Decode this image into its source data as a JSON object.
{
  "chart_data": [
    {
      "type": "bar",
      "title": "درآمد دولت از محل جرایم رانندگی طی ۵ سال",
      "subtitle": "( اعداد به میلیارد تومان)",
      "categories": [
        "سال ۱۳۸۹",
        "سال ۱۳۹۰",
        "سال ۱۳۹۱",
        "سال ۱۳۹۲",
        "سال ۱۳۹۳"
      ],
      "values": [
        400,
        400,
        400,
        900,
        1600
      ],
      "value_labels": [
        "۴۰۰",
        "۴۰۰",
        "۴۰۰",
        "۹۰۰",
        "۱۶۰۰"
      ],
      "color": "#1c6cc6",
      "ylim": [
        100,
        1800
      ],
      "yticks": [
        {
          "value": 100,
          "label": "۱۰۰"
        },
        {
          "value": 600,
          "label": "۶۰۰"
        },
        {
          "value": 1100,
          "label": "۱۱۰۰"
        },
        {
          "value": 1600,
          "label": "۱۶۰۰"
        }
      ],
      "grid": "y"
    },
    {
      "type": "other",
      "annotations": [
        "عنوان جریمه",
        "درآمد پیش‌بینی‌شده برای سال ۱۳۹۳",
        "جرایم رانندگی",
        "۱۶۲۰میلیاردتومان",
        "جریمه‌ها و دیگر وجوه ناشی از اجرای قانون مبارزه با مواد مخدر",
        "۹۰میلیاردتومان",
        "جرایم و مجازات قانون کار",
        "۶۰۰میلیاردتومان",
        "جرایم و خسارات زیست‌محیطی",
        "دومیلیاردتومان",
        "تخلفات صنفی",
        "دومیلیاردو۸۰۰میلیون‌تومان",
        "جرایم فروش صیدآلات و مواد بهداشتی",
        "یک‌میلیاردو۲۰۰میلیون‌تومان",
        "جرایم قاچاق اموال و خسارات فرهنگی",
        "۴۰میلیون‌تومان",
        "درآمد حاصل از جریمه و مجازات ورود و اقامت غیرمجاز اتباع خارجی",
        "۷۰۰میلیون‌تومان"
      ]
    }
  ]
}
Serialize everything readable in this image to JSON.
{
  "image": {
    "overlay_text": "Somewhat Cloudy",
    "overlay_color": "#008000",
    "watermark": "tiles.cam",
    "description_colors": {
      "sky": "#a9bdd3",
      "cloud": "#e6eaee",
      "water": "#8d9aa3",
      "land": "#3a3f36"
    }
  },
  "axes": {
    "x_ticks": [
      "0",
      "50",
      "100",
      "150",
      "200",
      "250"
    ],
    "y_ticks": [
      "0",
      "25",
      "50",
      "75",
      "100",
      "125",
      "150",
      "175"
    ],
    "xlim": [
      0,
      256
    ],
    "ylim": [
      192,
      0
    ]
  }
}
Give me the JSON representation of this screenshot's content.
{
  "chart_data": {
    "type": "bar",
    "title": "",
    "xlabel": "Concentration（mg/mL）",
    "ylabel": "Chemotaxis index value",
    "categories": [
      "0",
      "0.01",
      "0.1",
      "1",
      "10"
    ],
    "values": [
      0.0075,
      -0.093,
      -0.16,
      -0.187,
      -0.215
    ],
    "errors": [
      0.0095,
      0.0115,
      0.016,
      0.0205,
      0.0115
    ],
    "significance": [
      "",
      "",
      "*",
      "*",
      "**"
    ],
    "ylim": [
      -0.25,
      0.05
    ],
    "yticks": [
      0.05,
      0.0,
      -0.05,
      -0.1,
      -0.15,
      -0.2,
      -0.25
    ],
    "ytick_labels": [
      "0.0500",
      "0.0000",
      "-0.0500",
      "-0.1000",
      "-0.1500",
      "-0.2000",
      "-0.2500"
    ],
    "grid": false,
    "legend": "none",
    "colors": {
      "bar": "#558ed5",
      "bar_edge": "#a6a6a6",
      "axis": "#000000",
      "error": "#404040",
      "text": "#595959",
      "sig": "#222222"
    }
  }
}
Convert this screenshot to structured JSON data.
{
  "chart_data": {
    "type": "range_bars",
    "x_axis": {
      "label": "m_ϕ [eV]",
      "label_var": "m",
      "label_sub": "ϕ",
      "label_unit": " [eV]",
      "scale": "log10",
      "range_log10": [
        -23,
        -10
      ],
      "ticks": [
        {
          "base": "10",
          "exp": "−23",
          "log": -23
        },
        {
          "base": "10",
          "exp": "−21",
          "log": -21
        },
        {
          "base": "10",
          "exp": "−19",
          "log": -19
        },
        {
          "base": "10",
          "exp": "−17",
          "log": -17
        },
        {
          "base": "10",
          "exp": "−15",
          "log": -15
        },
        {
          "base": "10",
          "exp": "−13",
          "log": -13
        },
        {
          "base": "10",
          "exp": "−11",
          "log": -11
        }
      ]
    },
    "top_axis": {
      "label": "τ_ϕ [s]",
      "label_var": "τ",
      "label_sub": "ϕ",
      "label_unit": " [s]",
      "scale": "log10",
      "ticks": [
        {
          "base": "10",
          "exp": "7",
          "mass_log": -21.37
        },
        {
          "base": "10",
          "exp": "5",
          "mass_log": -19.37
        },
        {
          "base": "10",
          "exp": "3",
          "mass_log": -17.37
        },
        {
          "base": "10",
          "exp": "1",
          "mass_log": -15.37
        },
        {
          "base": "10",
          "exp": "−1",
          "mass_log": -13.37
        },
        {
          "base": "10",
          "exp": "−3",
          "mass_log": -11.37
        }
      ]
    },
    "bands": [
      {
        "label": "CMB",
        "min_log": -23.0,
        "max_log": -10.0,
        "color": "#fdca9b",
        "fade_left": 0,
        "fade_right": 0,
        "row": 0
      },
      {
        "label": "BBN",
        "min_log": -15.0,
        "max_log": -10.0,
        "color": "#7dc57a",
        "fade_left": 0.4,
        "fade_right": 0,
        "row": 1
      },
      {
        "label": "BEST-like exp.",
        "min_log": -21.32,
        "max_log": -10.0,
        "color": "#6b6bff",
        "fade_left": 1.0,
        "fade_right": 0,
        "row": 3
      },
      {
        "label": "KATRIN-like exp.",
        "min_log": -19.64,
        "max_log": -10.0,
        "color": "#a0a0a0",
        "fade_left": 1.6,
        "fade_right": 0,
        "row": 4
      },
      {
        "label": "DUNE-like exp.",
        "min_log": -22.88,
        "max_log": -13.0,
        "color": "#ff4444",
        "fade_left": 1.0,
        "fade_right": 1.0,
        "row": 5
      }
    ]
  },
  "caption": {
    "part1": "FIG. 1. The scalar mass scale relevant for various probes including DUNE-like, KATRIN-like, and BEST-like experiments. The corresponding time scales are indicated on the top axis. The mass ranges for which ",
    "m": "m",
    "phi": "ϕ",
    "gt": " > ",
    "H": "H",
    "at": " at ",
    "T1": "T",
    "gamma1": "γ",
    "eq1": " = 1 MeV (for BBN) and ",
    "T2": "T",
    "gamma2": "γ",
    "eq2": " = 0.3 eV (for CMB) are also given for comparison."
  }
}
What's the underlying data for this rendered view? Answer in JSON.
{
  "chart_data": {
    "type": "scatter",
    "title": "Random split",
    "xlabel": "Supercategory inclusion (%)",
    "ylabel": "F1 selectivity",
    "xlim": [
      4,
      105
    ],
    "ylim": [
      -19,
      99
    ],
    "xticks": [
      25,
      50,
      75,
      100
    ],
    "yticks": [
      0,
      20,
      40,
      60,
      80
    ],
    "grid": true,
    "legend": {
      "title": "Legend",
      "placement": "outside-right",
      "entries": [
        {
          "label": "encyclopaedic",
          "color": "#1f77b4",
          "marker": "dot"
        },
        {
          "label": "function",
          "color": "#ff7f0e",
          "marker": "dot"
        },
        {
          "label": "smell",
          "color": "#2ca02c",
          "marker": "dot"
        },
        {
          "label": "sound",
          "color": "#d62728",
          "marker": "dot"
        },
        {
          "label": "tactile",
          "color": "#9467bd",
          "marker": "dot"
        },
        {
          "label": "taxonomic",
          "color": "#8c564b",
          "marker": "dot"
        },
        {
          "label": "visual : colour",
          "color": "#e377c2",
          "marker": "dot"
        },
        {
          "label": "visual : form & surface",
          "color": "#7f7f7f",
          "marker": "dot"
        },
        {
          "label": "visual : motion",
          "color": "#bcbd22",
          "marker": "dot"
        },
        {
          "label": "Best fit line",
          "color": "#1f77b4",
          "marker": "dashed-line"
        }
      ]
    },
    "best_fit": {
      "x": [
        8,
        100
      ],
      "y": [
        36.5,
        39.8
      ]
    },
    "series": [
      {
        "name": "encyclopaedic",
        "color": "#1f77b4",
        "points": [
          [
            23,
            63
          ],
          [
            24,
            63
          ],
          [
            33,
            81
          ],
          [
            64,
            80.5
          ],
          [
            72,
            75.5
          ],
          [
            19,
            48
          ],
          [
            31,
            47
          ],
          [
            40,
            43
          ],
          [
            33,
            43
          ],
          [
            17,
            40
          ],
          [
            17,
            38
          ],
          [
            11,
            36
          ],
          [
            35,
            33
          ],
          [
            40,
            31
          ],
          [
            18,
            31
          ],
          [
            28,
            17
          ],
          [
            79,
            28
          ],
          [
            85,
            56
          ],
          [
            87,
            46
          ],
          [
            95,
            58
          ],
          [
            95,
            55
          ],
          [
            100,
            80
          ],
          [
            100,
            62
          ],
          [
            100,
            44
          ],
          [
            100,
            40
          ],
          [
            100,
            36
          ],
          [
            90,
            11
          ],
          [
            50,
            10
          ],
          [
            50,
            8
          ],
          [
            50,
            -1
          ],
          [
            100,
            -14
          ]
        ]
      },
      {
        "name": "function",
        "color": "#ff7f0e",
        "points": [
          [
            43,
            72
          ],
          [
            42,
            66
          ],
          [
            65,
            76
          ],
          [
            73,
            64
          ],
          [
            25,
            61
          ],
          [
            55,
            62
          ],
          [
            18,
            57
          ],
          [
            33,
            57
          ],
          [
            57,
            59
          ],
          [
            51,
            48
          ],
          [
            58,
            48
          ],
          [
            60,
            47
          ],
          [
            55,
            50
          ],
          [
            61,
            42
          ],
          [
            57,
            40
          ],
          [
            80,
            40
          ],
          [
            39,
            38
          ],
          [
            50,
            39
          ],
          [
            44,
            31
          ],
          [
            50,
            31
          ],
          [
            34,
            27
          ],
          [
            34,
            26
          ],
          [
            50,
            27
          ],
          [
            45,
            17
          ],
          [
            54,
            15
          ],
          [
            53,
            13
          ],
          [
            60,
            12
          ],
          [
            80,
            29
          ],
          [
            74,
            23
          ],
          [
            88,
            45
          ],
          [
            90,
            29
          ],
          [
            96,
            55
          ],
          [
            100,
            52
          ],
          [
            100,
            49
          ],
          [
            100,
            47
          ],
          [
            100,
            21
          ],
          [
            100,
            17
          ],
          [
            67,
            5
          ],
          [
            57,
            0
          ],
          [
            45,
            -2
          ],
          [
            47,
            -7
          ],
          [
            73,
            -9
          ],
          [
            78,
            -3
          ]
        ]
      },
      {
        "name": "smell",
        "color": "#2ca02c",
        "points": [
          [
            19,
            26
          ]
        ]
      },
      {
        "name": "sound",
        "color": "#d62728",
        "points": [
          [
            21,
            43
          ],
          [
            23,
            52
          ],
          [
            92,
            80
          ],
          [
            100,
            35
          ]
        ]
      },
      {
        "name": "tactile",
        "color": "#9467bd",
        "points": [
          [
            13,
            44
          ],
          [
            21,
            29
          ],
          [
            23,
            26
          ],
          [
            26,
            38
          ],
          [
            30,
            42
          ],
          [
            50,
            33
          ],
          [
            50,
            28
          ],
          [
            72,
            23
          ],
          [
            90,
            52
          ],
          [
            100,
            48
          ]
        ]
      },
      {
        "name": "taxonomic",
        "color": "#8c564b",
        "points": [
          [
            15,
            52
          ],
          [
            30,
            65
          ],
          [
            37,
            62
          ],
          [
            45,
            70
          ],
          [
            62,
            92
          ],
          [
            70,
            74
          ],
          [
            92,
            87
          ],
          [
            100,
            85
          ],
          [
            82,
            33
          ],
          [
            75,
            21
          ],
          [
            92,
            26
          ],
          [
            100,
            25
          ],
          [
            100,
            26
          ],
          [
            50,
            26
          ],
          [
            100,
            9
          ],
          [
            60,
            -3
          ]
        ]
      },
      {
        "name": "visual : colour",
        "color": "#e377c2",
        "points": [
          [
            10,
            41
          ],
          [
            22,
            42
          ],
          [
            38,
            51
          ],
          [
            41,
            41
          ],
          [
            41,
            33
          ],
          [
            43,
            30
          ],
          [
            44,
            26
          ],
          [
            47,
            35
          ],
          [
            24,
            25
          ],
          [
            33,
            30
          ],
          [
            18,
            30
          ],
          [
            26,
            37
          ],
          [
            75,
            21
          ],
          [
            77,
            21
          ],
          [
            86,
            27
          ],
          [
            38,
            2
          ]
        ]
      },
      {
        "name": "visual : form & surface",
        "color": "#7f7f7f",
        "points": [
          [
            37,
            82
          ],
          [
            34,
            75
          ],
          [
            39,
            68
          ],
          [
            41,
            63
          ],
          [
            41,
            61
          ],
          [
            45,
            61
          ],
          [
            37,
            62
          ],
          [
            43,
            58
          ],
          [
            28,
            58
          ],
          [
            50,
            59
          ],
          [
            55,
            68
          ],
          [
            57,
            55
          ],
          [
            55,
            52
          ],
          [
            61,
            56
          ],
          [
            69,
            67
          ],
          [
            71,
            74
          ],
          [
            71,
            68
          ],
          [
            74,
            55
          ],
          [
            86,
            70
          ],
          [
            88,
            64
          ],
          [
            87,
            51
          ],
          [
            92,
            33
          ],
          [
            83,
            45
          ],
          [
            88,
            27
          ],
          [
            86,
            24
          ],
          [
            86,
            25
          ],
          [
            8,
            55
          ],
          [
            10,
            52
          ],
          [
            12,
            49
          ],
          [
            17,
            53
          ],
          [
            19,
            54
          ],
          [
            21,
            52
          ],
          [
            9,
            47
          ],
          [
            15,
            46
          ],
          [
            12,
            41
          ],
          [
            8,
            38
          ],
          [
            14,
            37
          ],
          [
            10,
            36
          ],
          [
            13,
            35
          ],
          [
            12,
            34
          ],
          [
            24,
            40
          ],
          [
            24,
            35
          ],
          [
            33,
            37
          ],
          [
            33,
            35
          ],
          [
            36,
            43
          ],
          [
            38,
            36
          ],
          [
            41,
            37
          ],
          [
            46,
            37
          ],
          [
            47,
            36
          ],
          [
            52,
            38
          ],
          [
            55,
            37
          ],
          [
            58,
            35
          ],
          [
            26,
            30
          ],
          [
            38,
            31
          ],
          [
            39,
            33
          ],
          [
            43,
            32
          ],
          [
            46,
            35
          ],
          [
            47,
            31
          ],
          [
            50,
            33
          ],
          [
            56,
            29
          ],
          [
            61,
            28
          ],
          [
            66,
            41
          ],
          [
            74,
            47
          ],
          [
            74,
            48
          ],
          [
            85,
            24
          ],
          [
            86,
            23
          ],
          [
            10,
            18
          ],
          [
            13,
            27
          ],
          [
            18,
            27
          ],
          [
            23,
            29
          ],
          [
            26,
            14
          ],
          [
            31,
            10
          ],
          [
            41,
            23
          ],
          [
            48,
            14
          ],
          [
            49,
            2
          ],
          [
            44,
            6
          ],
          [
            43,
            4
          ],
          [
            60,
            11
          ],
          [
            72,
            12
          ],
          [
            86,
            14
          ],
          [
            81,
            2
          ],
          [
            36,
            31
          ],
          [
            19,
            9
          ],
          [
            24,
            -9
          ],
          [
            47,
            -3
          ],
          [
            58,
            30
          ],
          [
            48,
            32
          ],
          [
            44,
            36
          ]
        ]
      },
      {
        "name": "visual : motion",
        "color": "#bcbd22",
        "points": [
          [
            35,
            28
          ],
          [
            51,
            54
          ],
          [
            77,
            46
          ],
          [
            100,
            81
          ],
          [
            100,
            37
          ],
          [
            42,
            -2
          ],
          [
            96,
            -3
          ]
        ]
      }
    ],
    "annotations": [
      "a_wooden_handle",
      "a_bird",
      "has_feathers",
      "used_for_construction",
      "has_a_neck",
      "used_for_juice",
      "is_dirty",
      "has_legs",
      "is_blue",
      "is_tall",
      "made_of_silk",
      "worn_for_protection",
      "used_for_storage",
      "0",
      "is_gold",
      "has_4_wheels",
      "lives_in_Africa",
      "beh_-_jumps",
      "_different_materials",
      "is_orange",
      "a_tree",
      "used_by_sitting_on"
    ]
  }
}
—————
THE PROBLEM - From the data, list each line in which the string "image" appears.

IN RESPONSE -
Decode this image into its source data as a JSON object.
Serialize everything readable in this image to JSON.
  "image": {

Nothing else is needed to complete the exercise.